[Exercise instructions]
Every entry below should be repeated exactly; the pictures should not.

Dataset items
-.-.-

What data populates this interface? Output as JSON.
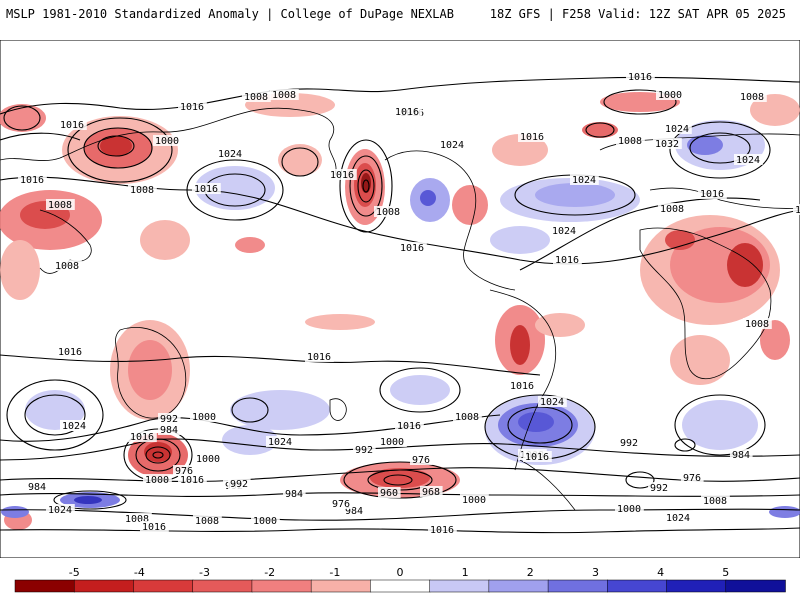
{
  "header": {
    "left_title": "MSLP 1981-2010 Standardized Anomaly | College of DuPage NEXLAB",
    "right_title": "18Z GFS | F258 Valid: 12Z SAT APR 05 2025"
  },
  "isobar_labels": [
    "1016",
    "1008",
    "1016",
    "1016",
    "1016",
    "1008",
    "1008",
    "1000",
    "1016",
    "1008",
    "1024",
    "1016",
    "1008",
    "1016",
    "1024",
    "1032",
    "1024",
    "1008",
    "1024",
    "1016",
    "1016",
    "1008",
    "1016",
    "1024",
    "1008",
    "1016",
    "1016",
    "1008",
    "1016",
    "1008",
    "1000",
    "1024",
    "1008",
    "1016",
    "1016",
    "1024",
    "992",
    "984",
    "1000",
    "1016",
    "1024",
    "1024",
    "992",
    "1008",
    "1016",
    "1000",
    "1000",
    "992",
    "976",
    "1008",
    "1024",
    "976",
    "984",
    "992",
    "1016",
    "984",
    "1000",
    "1016",
    "992",
    "984",
    "1008",
    "976",
    "960",
    "968",
    "1000",
    "1024",
    "1008",
    "1000",
    "984",
    "976",
    "992",
    "1008",
    "1016",
    "1000",
    "1016",
    "1024"
  ],
  "colorbar": {
    "ticks": [
      "-5",
      "-4",
      "-3",
      "-2",
      "-1",
      "0",
      "1",
      "2",
      "3",
      "4",
      "5"
    ],
    "colors": [
      "#8b0000",
      "#c41e1e",
      "#d83a3a",
      "#e55a5a",
      "#f07f7f",
      "#f7b0a8",
      "#ffffff",
      "#c8c8f5",
      "#a0a0ee",
      "#7070e0",
      "#4646d2",
      "#2020b8",
      "#10109a"
    ]
  },
  "colors": {
    "neg_strong": "#c41e1e",
    "neg_mid": "#e55a5a",
    "neg_light": "#f7b0a8",
    "pos_light": "#c8c8f5",
    "pos_mid": "#7070e0",
    "pos_strong": "#2020b8",
    "coast": "#000000"
  }
}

-.-.-

[Reply to the task]
What data populates this interface? Output as JSON.
{
  "header": {
    "left_title": "MSLP 1981-2010 Standardized Anomaly | College of DuPage NEXLAB",
    "right_title": "18Z GFS | F258 Valid: 12Z SAT APR 05 2025"
  },
  "isobar_labels": [
    "1016",
    "1008",
    "1016",
    "1016",
    "1016",
    "1008",
    "1008",
    "1000",
    "1016",
    "1008",
    "1024",
    "1016",
    "1008",
    "1016",
    "1024",
    "1032",
    "1024",
    "1008",
    "1024",
    "1016",
    "1016",
    "1008",
    "1016",
    "1024",
    "1008",
    "1016",
    "1016",
    "1008",
    "1016",
    "1008",
    "1000",
    "1024",
    "1008",
    "1016",
    "1016",
    "1024",
    "992",
    "984",
    "1000",
    "1016",
    "1024",
    "1024",
    "992",
    "1008",
    "1016",
    "1000",
    "1000",
    "992",
    "976",
    "1008",
    "1024",
    "976",
    "984",
    "992",
    "1016",
    "984",
    "1000",
    "1016",
    "992",
    "984",
    "1008",
    "976",
    "960",
    "968",
    "1000",
    "1024",
    "1008",
    "1000",
    "984",
    "976",
    "992",
    "1008",
    "1016",
    "1000",
    "1016",
    "1024"
  ],
  "colorbar": {
    "ticks": [
      "-5",
      "-4",
      "-3",
      "-2",
      "-1",
      "0",
      "1",
      "2",
      "3",
      "4",
      "5"
    ],
    "colors": [
      "#8b0000",
      "#c41e1e",
      "#d83a3a",
      "#e55a5a",
      "#f07f7f",
      "#f7b0a8",
      "#ffffff",
      "#c8c8f5",
      "#a0a0ee",
      "#7070e0",
      "#4646d2",
      "#2020b8",
      "#10109a"
    ]
  },
  "colors": {
    "neg_strong": "#c41e1e",
    "neg_mid": "#e55a5a",
    "neg_light": "#f7b0a8",
    "pos_light": "#c8c8f5",
    "pos_mid": "#7070e0",
    "pos_strong": "#2020b8",
    "coast": "#000000"
  }
}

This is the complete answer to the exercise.